[Exercise brief]
Which lines hold the word "nitu"? Copy each of them from the material.

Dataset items
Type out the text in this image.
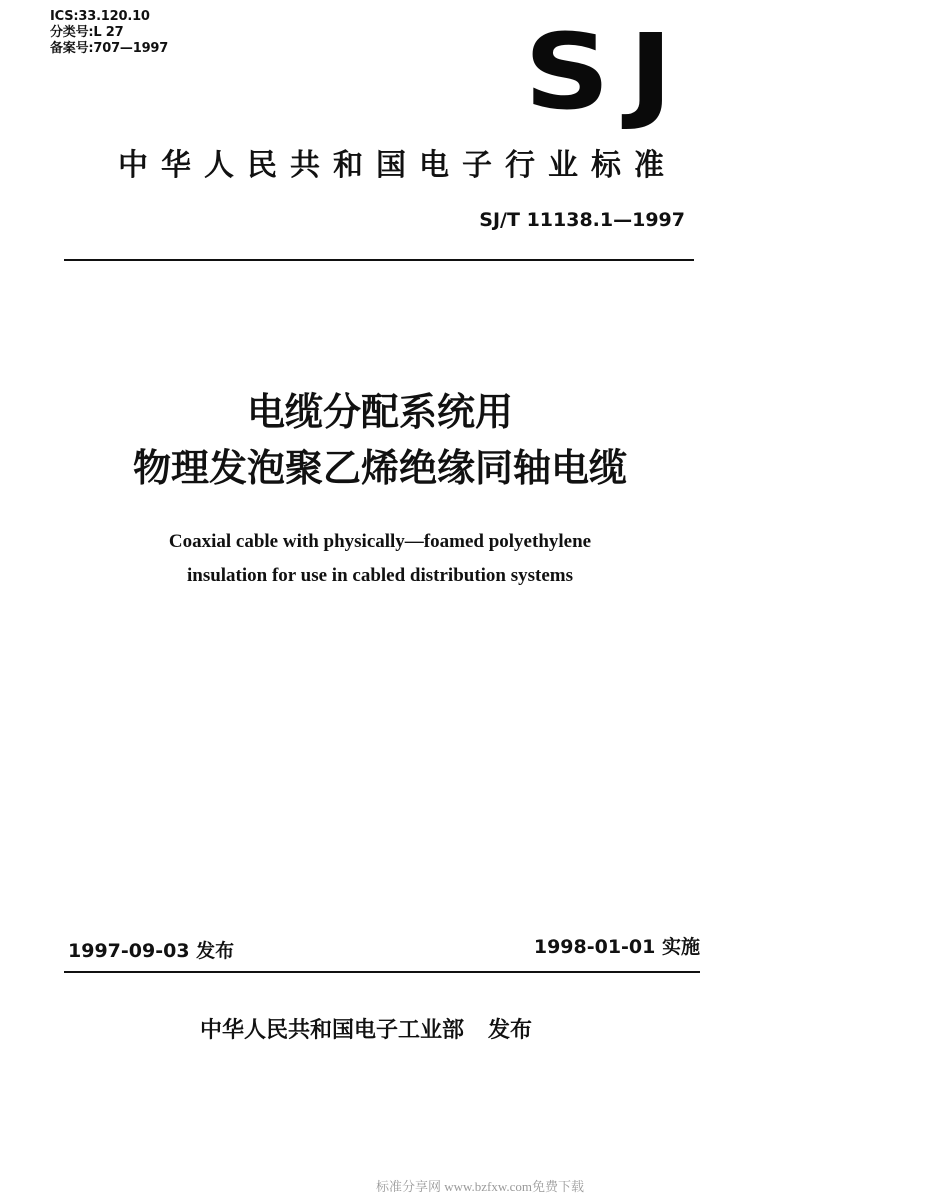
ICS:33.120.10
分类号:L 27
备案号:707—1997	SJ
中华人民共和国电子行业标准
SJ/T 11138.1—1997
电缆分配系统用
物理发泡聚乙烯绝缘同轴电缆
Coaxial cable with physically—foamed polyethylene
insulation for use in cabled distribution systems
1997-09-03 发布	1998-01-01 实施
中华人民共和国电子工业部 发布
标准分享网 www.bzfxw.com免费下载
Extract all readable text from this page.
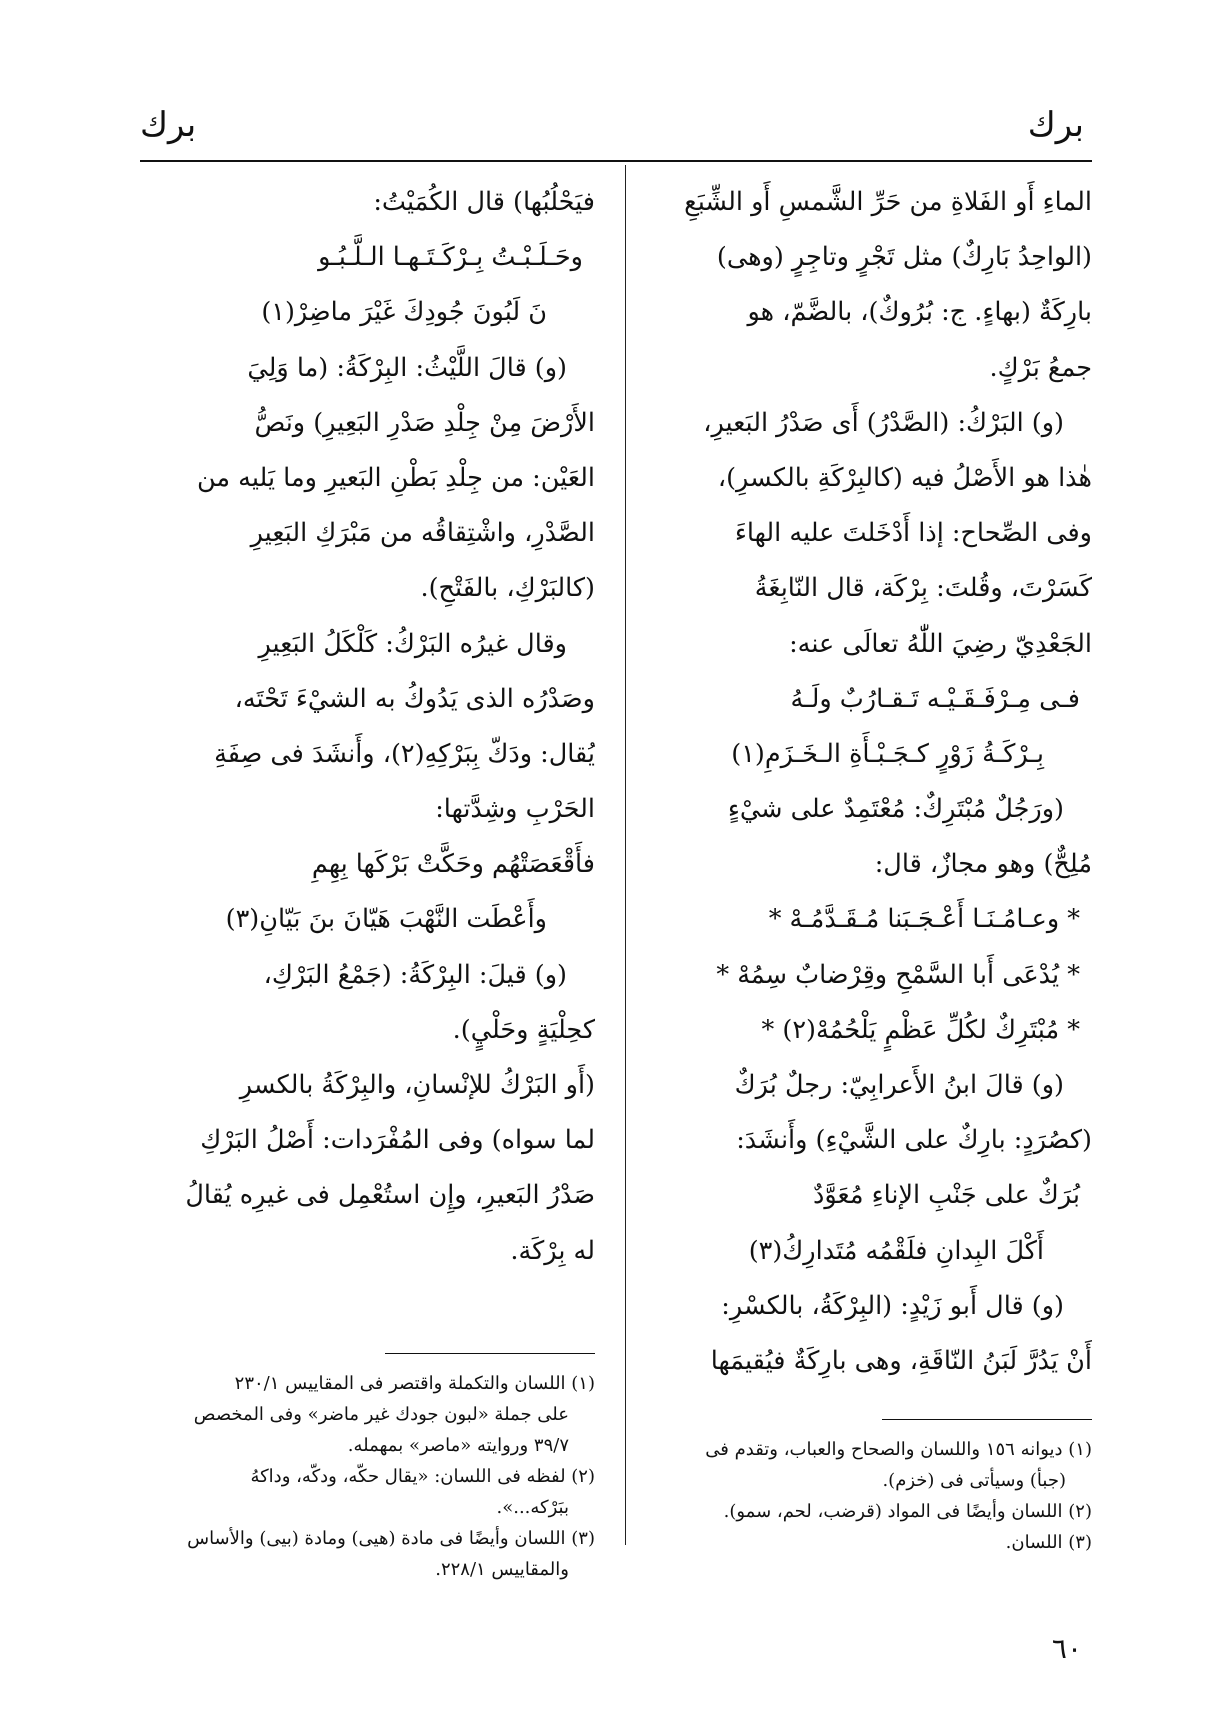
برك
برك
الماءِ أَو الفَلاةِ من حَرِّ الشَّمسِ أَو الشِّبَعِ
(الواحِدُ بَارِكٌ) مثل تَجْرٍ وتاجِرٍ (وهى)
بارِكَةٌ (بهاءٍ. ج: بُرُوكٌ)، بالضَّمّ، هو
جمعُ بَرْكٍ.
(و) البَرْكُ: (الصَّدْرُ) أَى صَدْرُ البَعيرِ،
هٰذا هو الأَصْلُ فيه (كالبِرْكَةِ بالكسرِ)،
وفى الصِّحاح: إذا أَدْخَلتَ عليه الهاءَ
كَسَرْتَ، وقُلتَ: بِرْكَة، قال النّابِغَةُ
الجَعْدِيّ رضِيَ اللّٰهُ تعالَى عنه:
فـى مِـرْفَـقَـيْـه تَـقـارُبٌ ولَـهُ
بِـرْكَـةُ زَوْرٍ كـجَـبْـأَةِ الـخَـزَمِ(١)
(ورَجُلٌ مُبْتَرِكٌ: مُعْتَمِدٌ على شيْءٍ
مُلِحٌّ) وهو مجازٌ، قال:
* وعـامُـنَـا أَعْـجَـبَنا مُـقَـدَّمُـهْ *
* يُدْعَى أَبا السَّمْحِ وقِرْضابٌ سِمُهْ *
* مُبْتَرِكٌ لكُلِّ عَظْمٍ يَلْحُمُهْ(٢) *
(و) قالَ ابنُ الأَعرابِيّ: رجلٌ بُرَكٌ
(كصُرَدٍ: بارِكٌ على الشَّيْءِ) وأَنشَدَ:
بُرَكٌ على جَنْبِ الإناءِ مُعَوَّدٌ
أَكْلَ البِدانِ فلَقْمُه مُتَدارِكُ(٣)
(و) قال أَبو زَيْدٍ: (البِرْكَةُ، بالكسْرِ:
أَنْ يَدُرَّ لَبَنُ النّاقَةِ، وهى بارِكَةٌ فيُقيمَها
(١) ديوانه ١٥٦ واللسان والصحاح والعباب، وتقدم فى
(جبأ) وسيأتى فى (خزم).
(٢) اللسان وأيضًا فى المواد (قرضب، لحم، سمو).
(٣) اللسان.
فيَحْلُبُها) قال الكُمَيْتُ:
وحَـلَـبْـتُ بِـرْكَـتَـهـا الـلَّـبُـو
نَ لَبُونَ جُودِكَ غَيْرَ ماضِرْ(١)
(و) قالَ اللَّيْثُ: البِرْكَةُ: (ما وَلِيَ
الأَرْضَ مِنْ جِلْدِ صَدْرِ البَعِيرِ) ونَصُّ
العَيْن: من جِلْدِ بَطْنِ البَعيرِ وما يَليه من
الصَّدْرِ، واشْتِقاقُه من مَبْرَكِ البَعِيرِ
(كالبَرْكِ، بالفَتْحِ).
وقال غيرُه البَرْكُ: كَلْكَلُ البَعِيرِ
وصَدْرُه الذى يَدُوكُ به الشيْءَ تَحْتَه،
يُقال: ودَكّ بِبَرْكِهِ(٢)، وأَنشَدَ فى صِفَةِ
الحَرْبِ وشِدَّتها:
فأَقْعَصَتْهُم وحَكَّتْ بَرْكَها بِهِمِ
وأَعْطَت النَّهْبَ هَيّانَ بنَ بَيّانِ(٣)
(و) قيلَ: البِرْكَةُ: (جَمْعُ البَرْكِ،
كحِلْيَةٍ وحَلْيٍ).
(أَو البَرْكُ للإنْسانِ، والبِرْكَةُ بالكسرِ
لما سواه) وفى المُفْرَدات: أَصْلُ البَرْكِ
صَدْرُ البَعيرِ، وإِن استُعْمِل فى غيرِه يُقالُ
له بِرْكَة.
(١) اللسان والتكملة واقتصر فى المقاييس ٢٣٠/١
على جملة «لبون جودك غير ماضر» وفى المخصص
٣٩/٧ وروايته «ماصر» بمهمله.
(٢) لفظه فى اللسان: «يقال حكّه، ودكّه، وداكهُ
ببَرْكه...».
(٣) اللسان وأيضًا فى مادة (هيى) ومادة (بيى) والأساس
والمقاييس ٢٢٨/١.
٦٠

--

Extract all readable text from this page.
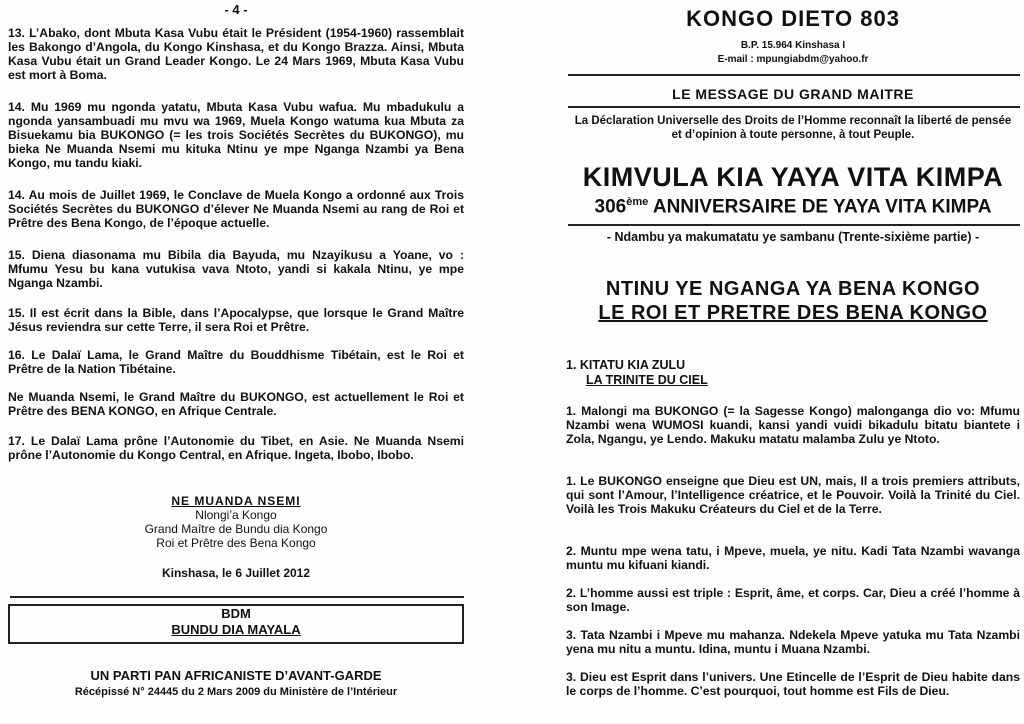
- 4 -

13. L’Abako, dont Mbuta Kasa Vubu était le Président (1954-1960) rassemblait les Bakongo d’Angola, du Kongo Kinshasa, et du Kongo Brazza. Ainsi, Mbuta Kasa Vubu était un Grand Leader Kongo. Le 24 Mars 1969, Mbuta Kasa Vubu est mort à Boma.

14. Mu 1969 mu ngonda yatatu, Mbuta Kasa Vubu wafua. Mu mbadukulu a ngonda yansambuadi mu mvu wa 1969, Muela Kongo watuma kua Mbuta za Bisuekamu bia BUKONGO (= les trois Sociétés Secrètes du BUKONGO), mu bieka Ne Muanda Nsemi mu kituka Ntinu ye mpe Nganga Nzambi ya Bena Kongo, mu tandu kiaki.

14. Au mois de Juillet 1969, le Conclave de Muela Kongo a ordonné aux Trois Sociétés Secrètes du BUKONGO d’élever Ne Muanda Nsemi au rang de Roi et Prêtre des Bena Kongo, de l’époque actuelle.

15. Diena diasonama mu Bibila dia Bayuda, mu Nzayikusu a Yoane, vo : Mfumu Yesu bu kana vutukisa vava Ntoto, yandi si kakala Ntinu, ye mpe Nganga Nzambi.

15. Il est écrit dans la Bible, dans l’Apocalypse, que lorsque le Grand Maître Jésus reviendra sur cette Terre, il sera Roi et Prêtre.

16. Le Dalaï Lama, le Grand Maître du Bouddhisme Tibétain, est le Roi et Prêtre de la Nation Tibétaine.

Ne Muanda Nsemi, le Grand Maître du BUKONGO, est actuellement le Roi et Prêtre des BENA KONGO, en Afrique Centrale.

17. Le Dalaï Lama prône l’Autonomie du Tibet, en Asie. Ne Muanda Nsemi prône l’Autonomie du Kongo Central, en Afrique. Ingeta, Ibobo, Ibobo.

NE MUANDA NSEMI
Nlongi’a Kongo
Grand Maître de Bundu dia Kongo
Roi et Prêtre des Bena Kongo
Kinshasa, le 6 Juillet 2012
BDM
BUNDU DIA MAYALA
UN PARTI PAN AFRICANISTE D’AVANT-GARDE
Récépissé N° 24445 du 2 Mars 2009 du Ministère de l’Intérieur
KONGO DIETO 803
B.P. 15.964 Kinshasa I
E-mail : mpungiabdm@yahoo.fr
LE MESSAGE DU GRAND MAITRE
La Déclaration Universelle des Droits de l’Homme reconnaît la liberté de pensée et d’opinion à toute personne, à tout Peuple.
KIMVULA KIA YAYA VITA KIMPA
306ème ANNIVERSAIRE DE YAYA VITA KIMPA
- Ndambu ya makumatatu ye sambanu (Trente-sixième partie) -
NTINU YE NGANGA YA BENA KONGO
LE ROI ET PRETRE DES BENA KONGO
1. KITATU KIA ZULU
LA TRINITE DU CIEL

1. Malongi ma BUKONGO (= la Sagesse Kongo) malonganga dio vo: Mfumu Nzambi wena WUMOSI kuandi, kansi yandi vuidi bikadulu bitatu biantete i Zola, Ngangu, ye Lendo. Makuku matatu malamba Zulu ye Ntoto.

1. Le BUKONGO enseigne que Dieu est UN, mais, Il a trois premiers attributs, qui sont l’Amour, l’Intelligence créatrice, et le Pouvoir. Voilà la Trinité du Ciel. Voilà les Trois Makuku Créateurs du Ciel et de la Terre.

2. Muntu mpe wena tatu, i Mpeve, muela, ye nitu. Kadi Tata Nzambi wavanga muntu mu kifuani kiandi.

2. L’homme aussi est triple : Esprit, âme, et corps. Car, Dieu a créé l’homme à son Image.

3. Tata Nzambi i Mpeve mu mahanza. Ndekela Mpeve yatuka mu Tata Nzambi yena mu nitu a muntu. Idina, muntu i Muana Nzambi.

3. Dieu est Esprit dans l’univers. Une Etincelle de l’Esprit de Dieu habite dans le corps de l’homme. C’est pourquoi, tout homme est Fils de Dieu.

[Output for this exercise]
2. Muntu mpe wena tatu, i Mpeve, muela, ye nitu. Kadi Tata Nzambi wavanga muntu mu kifuani kiandi.
3. Tata Nzambi i Mpeve mu mahanza. Ndekela Mpeve yatuka mu Tata Nzambi yena mu nitu a muntu. Idina, muntu i Muana Nzambi.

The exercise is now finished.